▸ **PROVIDED MATERIAL**
========

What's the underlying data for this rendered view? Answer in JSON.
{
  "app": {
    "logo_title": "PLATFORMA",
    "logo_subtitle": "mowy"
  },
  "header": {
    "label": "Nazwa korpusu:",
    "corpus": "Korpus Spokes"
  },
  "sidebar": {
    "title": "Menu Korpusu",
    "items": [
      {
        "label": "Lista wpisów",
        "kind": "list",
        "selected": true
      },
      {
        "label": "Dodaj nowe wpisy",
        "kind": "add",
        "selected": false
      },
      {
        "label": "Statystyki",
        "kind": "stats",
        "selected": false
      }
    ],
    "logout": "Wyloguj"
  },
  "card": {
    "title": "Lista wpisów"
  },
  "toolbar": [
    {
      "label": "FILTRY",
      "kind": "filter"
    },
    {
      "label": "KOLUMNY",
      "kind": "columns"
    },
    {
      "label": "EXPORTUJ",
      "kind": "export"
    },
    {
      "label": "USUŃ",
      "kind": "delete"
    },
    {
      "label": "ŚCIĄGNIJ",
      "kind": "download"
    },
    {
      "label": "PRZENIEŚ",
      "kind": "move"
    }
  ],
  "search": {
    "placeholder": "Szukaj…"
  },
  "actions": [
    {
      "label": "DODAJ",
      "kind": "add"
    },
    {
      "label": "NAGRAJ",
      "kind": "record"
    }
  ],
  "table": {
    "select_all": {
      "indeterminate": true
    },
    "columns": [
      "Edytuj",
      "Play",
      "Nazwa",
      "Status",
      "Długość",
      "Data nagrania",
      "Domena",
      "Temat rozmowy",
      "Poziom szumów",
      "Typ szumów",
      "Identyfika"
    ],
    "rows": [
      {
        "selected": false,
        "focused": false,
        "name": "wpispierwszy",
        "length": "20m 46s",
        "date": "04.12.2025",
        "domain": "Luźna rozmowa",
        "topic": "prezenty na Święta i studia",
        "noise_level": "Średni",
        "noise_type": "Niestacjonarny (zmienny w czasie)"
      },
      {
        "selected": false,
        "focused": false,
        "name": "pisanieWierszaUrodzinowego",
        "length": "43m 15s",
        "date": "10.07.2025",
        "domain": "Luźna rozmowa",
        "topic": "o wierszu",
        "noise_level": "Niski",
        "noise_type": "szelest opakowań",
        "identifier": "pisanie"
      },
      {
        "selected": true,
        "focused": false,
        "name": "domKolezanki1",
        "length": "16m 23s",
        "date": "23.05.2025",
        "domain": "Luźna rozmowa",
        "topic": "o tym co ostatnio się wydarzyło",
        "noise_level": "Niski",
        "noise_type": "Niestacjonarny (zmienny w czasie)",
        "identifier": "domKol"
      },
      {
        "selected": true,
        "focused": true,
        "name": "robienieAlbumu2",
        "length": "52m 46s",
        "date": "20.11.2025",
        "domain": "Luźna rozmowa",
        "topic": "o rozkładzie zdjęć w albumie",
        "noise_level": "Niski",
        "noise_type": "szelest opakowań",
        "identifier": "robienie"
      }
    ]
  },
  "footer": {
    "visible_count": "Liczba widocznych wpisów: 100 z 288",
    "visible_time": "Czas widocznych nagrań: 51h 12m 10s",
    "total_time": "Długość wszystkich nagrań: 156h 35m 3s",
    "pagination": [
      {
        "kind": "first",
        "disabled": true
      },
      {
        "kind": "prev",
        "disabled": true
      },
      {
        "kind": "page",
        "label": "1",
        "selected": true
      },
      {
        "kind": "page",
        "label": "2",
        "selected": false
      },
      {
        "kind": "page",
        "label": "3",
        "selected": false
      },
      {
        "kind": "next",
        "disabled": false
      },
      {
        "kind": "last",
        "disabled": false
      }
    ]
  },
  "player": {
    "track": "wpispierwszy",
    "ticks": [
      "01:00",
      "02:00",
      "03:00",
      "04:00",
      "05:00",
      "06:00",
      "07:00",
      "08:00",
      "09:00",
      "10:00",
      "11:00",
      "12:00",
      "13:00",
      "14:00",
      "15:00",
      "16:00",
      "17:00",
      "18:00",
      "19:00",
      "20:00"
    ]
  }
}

========

▸ **WRITTEN INSTRUCTION**
Every record should be repeated exactly; please leave none out.

▸ **SOLUTION TO THIS EXERCISE**
What's the underlying data for this rendered view? Answer in JSON.
{
  "app": {
    "logo_title": "PLATFORMA",
    "logo_subtitle": "mowy"
  },
  "header": {
    "label": "Nazwa korpusu:",
    "corpus": "Korpus Spokes"
  },
  "sidebar": {
    "title": "Menu Korpusu",
    "items": [
      {
        "label": "Lista wpisów",
        "kind": "list",
        "selected": true
      },
      {
        "label": "Dodaj nowe wpisy",
        "kind": "add",
        "selected": false
      },
      {
        "label": "Statystyki",
        "kind": "stats",
        "selected": false
      }
    ],
    "logout": "Wyloguj"
  },
  "card": {
    "title": "Lista wpisów"
  },
  "toolbar": [
    {
      "label": "FILTRY",
      "kind": "filter"
    },
    {
      "label": "KOLUMNY",
      "kind": "columns"
    },
    {
      "label": "EXPORTUJ",
      "kind": "export"
    },
    {
      "label": "USUŃ",
      "kind": "delete"
    },
    {
      "label": "ŚCIĄGNIJ",
      "kind": "download"
    },
    {
      "label": "PRZENIEŚ",
      "kind": "move"
    }
  ],
  "search": {
    "placeholder": "Szukaj…"
  },
  "actions": [
    {
      "label": "DODAJ",
      "kind": "add"
    },
    {
      "label": "NAGRAJ",
      "kind": "record"
    }
  ],
  "table": {
    "select_all": {
      "indeterminate": true
    },
    "columns": [
      "Edytuj",
      "Play",
      "Nazwa",
      "Status",
      "Długość",
      "Data nagrania",
      "Domena",
      "Temat rozmowy",
      "Poziom szumów",
      "Typ szumów",
      "Identyfika"
    ],
    "rows": [
      {
        "selected": false,
        "focused": false,
        "name": "wpispierwszy",
        "length": "20m 46s",
        "date": "04.12.2025",
        "domain": "Luźna rozmowa",
        "topic": "prezenty na Święta i studia",
        "noise_level": "Średni",
        "noise_type": "Niestacjonarny (zmienny w czasie)"
      },
      {
        "selected": false,
        "focused": false,
        "name": "pisanieWierszaUrodzinowego",
        "length": "43m 15s",
        "date": "10.07.2025",
        "domain": "Luźna rozmowa",
        "topic": "o wierszu",
        "noise_level": "Niski",
        "noise_type": "szelest opakowań",
        "identifier": "pisanie"
      },
      {
        "selected": true,
        "focused": false,
        "name": "domKolezanki1",
        "length": "16m 23s",
        "date": "23.05.2025",
        "domain": "Luźna rozmowa",
        "topic": "o tym co ostatnio się wydarzyło",
        "noise_level": "Niski",
        "noise_type": "Niestacjonarny (zmienny w czasie)",
        "identifier": "domKol"
      },
      {
        "selected": true,
        "focused": true,
        "name": "robienieAlbumu2",
        "length": "52m 46s",
        "date": "20.11.2025",
        "domain": "Luźna rozmowa",
        "topic": "o rozkładzie zdjęć w albumie",
        "noise_level": "Niski",
        "noise_type": "szelest opakowań",
        "identifier": "robienie"
      }
    ]
  },
  "footer": {
    "visible_count": "Liczba widocznych wpisów: 100 z 288",
    "visible_time": "Czas widocznych nagrań: 51h 12m 10s",
    "total_time": "Długość wszystkich nagrań: 156h 35m 3s",
    "pagination": [
      {
        "kind": "first",
        "disabled": true
      },
      {
        "kind": "prev",
        "disabled": true
      },
      {
        "kind": "page",
        "label": "1",
        "selected": true
      },
      {
        "kind": "page",
        "label": "2",
        "selected": false
      },
      {
        "kind": "page",
        "label": "3",
        "selected": false
      },
      {
        "kind": "next",
        "disabled": false
      },
      {
        "kind": "last",
        "disabled": false
      }
    ]
  },
  "player": {
    "track": "wpispierwszy",
    "ticks": [
      "01:00",
      "02:00",
      "03:00",
      "04:00",
      "05:00",
      "06:00",
      "07:00",
      "08:00",
      "09:00",
      "10:00",
      "11:00",
      "12:00",
      "13:00",
      "14:00",
      "15:00",
      "16:00",
      "17:00",
      "18:00",
      "19:00",
      "20:00"
    ]
  }
}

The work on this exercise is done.